• Materials provided:
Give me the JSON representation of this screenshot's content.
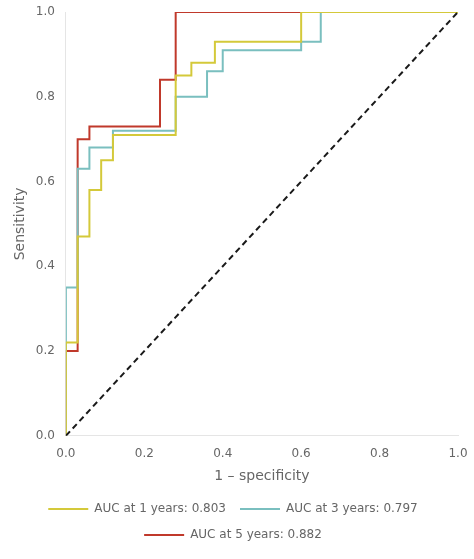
{
  "chart_data": {
    "type": "line",
    "xlabel": "1 – specificity",
    "ylabel": "Sensitivity",
    "xlim": [
      0.0,
      1.0
    ],
    "ylim": [
      0.0,
      1.0
    ],
    "xticks": [
      {
        "value": 0.0,
        "label": "0.0"
      },
      0.2,
      0.4,
      0.6,
      0.8,
      {
        "value": 1.0,
        "label": "1.0"
      }
    ],
    "yticks": [
      {
        "value": 0.0,
        "label": "0.0"
      },
      0.2,
      0.4,
      0.6,
      0.8,
      {
        "value": 1.0,
        "label": "1.0"
      }
    ],
    "grid": false,
    "legend": "bottom",
    "series": [
      {
        "color": "#1a1a1a",
        "line_style": "dashed",
        "x": [
          0,
          1
        ],
        "values": [
          0,
          1
        ]
      },
      {
        "name": "AUC at 1 years: 0.803",
        "color": "#d4c93a",
        "line_style": "solid",
        "x": [
          0.0,
          0.0,
          0.03,
          0.03,
          0.06,
          0.06,
          0.09,
          0.09,
          0.12,
          0.12,
          0.28,
          0.28,
          0.32,
          0.32,
          0.38,
          0.38,
          0.6,
          0.6,
          1.0
        ],
        "values": [
          0.0,
          0.22,
          0.22,
          0.47,
          0.47,
          0.58,
          0.58,
          0.65,
          0.65,
          0.71,
          0.71,
          0.85,
          0.85,
          0.88,
          0.88,
          0.93,
          0.93,
          1.0,
          1.0
        ]
      },
      {
        "name": "AUC at 3 years: 0.797",
        "color": "#7abfbf",
        "line_style": "solid",
        "x": [
          0.0,
          0.0,
          0.03,
          0.03,
          0.06,
          0.06,
          0.12,
          0.12,
          0.28,
          0.28,
          0.36,
          0.36,
          0.4,
          0.4,
          0.6,
          0.6,
          0.65,
          0.65,
          1.0
        ],
        "values": [
          0.0,
          0.35,
          0.35,
          0.63,
          0.63,
          0.68,
          0.68,
          0.72,
          0.72,
          0.8,
          0.8,
          0.86,
          0.86,
          0.91,
          0.91,
          0.93,
          0.93,
          1.0,
          1.0
        ]
      },
      {
        "name": "AUC at 5 years: 0.882",
        "color": "#c0392b",
        "line_style": "solid",
        "x": [
          0.0,
          0.0,
          0.03,
          0.03,
          0.06,
          0.06,
          0.24,
          0.24,
          0.28,
          0.28,
          0.6,
          0.6,
          1.0
        ],
        "values": [
          0.0,
          0.2,
          0.2,
          0.7,
          0.7,
          0.73,
          0.73,
          0.84,
          0.84,
          1.0,
          1.0,
          1.0,
          1.0
        ]
      }
    ]
  }
}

• Set task: Give back all entries exactly. No pictures belong in the copy.

• Response to the task:
Give me the JSON representation of this screenshot's content.
{
  "chart_data": {
    "type": "line",
    "xlabel": "1 – specificity",
    "ylabel": "Sensitivity",
    "xlim": [
      0.0,
      1.0
    ],
    "ylim": [
      0.0,
      1.0
    ],
    "xticks": [
      {
        "value": 0.0,
        "label": "0.0"
      },
      0.2,
      0.4,
      0.6,
      0.8,
      {
        "value": 1.0,
        "label": "1.0"
      }
    ],
    "yticks": [
      {
        "value": 0.0,
        "label": "0.0"
      },
      0.2,
      0.4,
      0.6,
      0.8,
      {
        "value": 1.0,
        "label": "1.0"
      }
    ],
    "grid": false,
    "legend": "bottom",
    "series": [
      {
        "color": "#1a1a1a",
        "line_style": "dashed",
        "x": [
          0,
          1
        ],
        "values": [
          0,
          1
        ]
      },
      {
        "name": "AUC at 1 years: 0.803",
        "color": "#d4c93a",
        "line_style": "solid",
        "x": [
          0.0,
          0.0,
          0.03,
          0.03,
          0.06,
          0.06,
          0.09,
          0.09,
          0.12,
          0.12,
          0.28,
          0.28,
          0.32,
          0.32,
          0.38,
          0.38,
          0.6,
          0.6,
          1.0
        ],
        "values": [
          0.0,
          0.22,
          0.22,
          0.47,
          0.47,
          0.58,
          0.58,
          0.65,
          0.65,
          0.71,
          0.71,
          0.85,
          0.85,
          0.88,
          0.88,
          0.93,
          0.93,
          1.0,
          1.0
        ]
      },
      {
        "name": "AUC at 3 years: 0.797",
        "color": "#7abfbf",
        "line_style": "solid",
        "x": [
          0.0,
          0.0,
          0.03,
          0.03,
          0.06,
          0.06,
          0.12,
          0.12,
          0.28,
          0.28,
          0.36,
          0.36,
          0.4,
          0.4,
          0.6,
          0.6,
          0.65,
          0.65,
          1.0
        ],
        "values": [
          0.0,
          0.35,
          0.35,
          0.63,
          0.63,
          0.68,
          0.68,
          0.72,
          0.72,
          0.8,
          0.8,
          0.86,
          0.86,
          0.91,
          0.91,
          0.93,
          0.93,
          1.0,
          1.0
        ]
      },
      {
        "name": "AUC at 5 years: 0.882",
        "color": "#c0392b",
        "line_style": "solid",
        "x": [
          0.0,
          0.0,
          0.03,
          0.03,
          0.06,
          0.06,
          0.24,
          0.24,
          0.28,
          0.28,
          0.6,
          0.6,
          1.0
        ],
        "values": [
          0.0,
          0.2,
          0.2,
          0.7,
          0.7,
          0.73,
          0.73,
          0.84,
          0.84,
          1.0,
          1.0,
          1.0,
          1.0
        ]
      }
    ]
  }
}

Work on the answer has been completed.